Written task: Omit the images, then print each record below exactly as it reads.

[Entries from a visual dataset]
++++++++++

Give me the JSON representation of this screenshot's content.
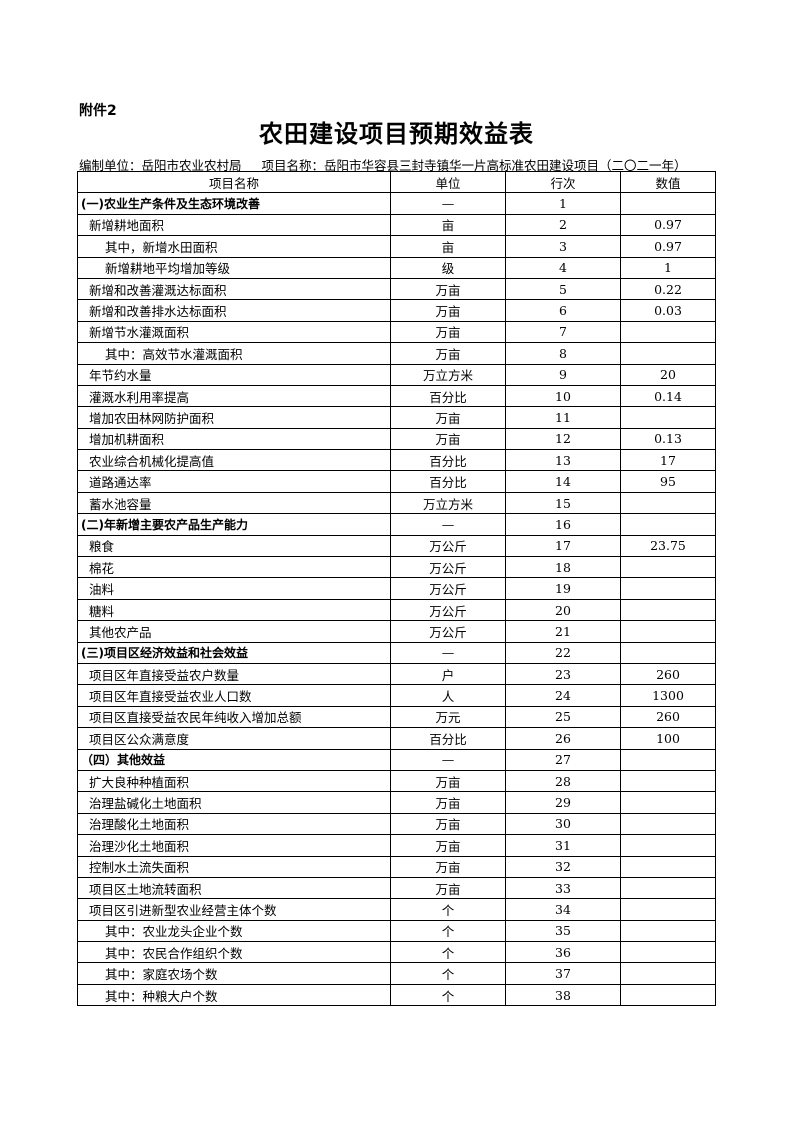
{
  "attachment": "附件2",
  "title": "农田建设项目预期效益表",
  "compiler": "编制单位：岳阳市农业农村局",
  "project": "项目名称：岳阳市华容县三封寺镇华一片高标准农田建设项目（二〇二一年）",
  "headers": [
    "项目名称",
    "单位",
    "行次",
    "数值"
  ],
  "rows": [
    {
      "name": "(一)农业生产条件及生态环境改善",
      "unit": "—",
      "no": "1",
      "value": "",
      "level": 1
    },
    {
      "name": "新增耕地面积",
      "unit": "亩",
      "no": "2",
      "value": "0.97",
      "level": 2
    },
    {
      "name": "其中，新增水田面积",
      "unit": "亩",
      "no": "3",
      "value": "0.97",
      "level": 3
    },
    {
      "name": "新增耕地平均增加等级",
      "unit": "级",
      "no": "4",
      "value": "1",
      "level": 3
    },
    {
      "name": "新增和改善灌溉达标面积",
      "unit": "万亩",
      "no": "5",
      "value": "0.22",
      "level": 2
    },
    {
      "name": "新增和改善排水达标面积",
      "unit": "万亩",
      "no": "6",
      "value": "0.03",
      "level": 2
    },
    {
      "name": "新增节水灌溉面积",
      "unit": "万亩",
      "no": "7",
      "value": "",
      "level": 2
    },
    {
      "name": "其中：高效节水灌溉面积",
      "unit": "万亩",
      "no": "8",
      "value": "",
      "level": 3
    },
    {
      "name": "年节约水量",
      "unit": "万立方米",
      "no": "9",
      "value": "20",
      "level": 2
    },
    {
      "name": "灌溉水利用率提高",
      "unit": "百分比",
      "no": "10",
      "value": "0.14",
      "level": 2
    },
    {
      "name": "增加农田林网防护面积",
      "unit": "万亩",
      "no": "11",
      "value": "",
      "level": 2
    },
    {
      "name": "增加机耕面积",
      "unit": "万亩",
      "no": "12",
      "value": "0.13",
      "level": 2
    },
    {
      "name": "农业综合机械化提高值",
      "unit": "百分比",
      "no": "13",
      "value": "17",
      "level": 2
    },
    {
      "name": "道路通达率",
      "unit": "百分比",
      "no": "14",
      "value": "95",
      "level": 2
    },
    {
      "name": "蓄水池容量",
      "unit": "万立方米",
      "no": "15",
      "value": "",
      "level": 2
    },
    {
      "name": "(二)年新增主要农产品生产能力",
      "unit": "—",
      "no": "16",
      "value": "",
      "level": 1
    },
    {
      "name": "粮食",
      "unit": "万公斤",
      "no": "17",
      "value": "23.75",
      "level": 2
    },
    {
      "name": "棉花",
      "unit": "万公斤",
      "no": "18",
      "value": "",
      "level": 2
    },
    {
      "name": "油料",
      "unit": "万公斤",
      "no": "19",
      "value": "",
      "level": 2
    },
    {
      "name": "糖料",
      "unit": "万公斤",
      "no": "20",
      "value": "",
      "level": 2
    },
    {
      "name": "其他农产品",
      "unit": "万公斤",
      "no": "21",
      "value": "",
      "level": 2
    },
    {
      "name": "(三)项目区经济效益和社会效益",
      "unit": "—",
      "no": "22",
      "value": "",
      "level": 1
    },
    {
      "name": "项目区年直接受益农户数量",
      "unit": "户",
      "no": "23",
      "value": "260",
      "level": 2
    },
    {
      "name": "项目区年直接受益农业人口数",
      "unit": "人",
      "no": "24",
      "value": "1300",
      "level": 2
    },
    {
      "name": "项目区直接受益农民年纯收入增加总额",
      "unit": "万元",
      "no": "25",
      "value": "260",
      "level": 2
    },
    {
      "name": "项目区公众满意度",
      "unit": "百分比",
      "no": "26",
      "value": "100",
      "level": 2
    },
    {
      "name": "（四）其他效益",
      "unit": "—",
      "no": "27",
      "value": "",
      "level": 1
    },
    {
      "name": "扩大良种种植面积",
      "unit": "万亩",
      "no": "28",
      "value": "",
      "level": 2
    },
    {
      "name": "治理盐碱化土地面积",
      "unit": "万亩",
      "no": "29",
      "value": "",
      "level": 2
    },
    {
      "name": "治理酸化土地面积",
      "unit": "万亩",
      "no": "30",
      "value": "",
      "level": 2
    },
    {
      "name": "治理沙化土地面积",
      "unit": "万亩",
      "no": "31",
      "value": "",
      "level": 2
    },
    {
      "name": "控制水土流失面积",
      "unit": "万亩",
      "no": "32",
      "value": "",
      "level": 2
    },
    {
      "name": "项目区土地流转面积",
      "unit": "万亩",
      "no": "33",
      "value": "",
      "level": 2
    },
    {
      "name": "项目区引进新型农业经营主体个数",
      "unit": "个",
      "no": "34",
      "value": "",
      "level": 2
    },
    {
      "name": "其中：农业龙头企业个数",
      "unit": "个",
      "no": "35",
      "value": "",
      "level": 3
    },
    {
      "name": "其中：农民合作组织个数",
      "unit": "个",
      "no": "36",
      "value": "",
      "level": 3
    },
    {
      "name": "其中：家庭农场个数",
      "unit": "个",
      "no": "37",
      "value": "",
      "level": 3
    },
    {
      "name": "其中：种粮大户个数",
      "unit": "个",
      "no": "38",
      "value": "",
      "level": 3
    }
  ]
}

++++++++++

Response to the task:
Give me the JSON representation of this screenshot's content.
{
  "attachment": "附件2",
  "title": "农田建设项目预期效益表",
  "compiler": "编制单位：岳阳市农业农村局",
  "project": "项目名称：岳阳市华容县三封寺镇华一片高标准农田建设项目（二〇二一年）",
  "headers": [
    "项目名称",
    "单位",
    "行次",
    "数值"
  ],
  "rows": [
    {
      "name": "(一)农业生产条件及生态环境改善",
      "unit": "—",
      "no": "1",
      "value": "",
      "level": 1
    },
    {
      "name": "新增耕地面积",
      "unit": "亩",
      "no": "2",
      "value": "0.97",
      "level": 2
    },
    {
      "name": "其中，新增水田面积",
      "unit": "亩",
      "no": "3",
      "value": "0.97",
      "level": 3
    },
    {
      "name": "新增耕地平均增加等级",
      "unit": "级",
      "no": "4",
      "value": "1",
      "level": 3
    },
    {
      "name": "新增和改善灌溉达标面积",
      "unit": "万亩",
      "no": "5",
      "value": "0.22",
      "level": 2
    },
    {
      "name": "新增和改善排水达标面积",
      "unit": "万亩",
      "no": "6",
      "value": "0.03",
      "level": 2
    },
    {
      "name": "新增节水灌溉面积",
      "unit": "万亩",
      "no": "7",
      "value": "",
      "level": 2
    },
    {
      "name": "其中：高效节水灌溉面积",
      "unit": "万亩",
      "no": "8",
      "value": "",
      "level": 3
    },
    {
      "name": "年节约水量",
      "unit": "万立方米",
      "no": "9",
      "value": "20",
      "level": 2
    },
    {
      "name": "灌溉水利用率提高",
      "unit": "百分比",
      "no": "10",
      "value": "0.14",
      "level": 2
    },
    {
      "name": "增加农田林网防护面积",
      "unit": "万亩",
      "no": "11",
      "value": "",
      "level": 2
    },
    {
      "name": "增加机耕面积",
      "unit": "万亩",
      "no": "12",
      "value": "0.13",
      "level": 2
    },
    {
      "name": "农业综合机械化提高值",
      "unit": "百分比",
      "no": "13",
      "value": "17",
      "level": 2
    },
    {
      "name": "道路通达率",
      "unit": "百分比",
      "no": "14",
      "value": "95",
      "level": 2
    },
    {
      "name": "蓄水池容量",
      "unit": "万立方米",
      "no": "15",
      "value": "",
      "level": 2
    },
    {
      "name": "(二)年新增主要农产品生产能力",
      "unit": "—",
      "no": "16",
      "value": "",
      "level": 1
    },
    {
      "name": "粮食",
      "unit": "万公斤",
      "no": "17",
      "value": "23.75",
      "level": 2
    },
    {
      "name": "棉花",
      "unit": "万公斤",
      "no": "18",
      "value": "",
      "level": 2
    },
    {
      "name": "油料",
      "unit": "万公斤",
      "no": "19",
      "value": "",
      "level": 2
    },
    {
      "name": "糖料",
      "unit": "万公斤",
      "no": "20",
      "value": "",
      "level": 2
    },
    {
      "name": "其他农产品",
      "unit": "万公斤",
      "no": "21",
      "value": "",
      "level": 2
    },
    {
      "name": "(三)项目区经济效益和社会效益",
      "unit": "—",
      "no": "22",
      "value": "",
      "level": 1
    },
    {
      "name": "项目区年直接受益农户数量",
      "unit": "户",
      "no": "23",
      "value": "260",
      "level": 2
    },
    {
      "name": "项目区年直接受益农业人口数",
      "unit": "人",
      "no": "24",
      "value": "1300",
      "level": 2
    },
    {
      "name": "项目区直接受益农民年纯收入增加总额",
      "unit": "万元",
      "no": "25",
      "value": "260",
      "level": 2
    },
    {
      "name": "项目区公众满意度",
      "unit": "百分比",
      "no": "26",
      "value": "100",
      "level": 2
    },
    {
      "name": "（四）其他效益",
      "unit": "—",
      "no": "27",
      "value": "",
      "level": 1
    },
    {
      "name": "扩大良种种植面积",
      "unit": "万亩",
      "no": "28",
      "value": "",
      "level": 2
    },
    {
      "name": "治理盐碱化土地面积",
      "unit": "万亩",
      "no": "29",
      "value": "",
      "level": 2
    },
    {
      "name": "治理酸化土地面积",
      "unit": "万亩",
      "no": "30",
      "value": "",
      "level": 2
    },
    {
      "name": "治理沙化土地面积",
      "unit": "万亩",
      "no": "31",
      "value": "",
      "level": 2
    },
    {
      "name": "控制水土流失面积",
      "unit": "万亩",
      "no": "32",
      "value": "",
      "level": 2
    },
    {
      "name": "项目区土地流转面积",
      "unit": "万亩",
      "no": "33",
      "value": "",
      "level": 2
    },
    {
      "name": "项目区引进新型农业经营主体个数",
      "unit": "个",
      "no": "34",
      "value": "",
      "level": 2
    },
    {
      "name": "其中：农业龙头企业个数",
      "unit": "个",
      "no": "35",
      "value": "",
      "level": 3
    },
    {
      "name": "其中：农民合作组织个数",
      "unit": "个",
      "no": "36",
      "value": "",
      "level": 3
    },
    {
      "name": "其中：家庭农场个数",
      "unit": "个",
      "no": "37",
      "value": "",
      "level": 3
    },
    {
      "name": "其中：种粮大户个数",
      "unit": "个",
      "no": "38",
      "value": "",
      "level": 3
    }
  ]
}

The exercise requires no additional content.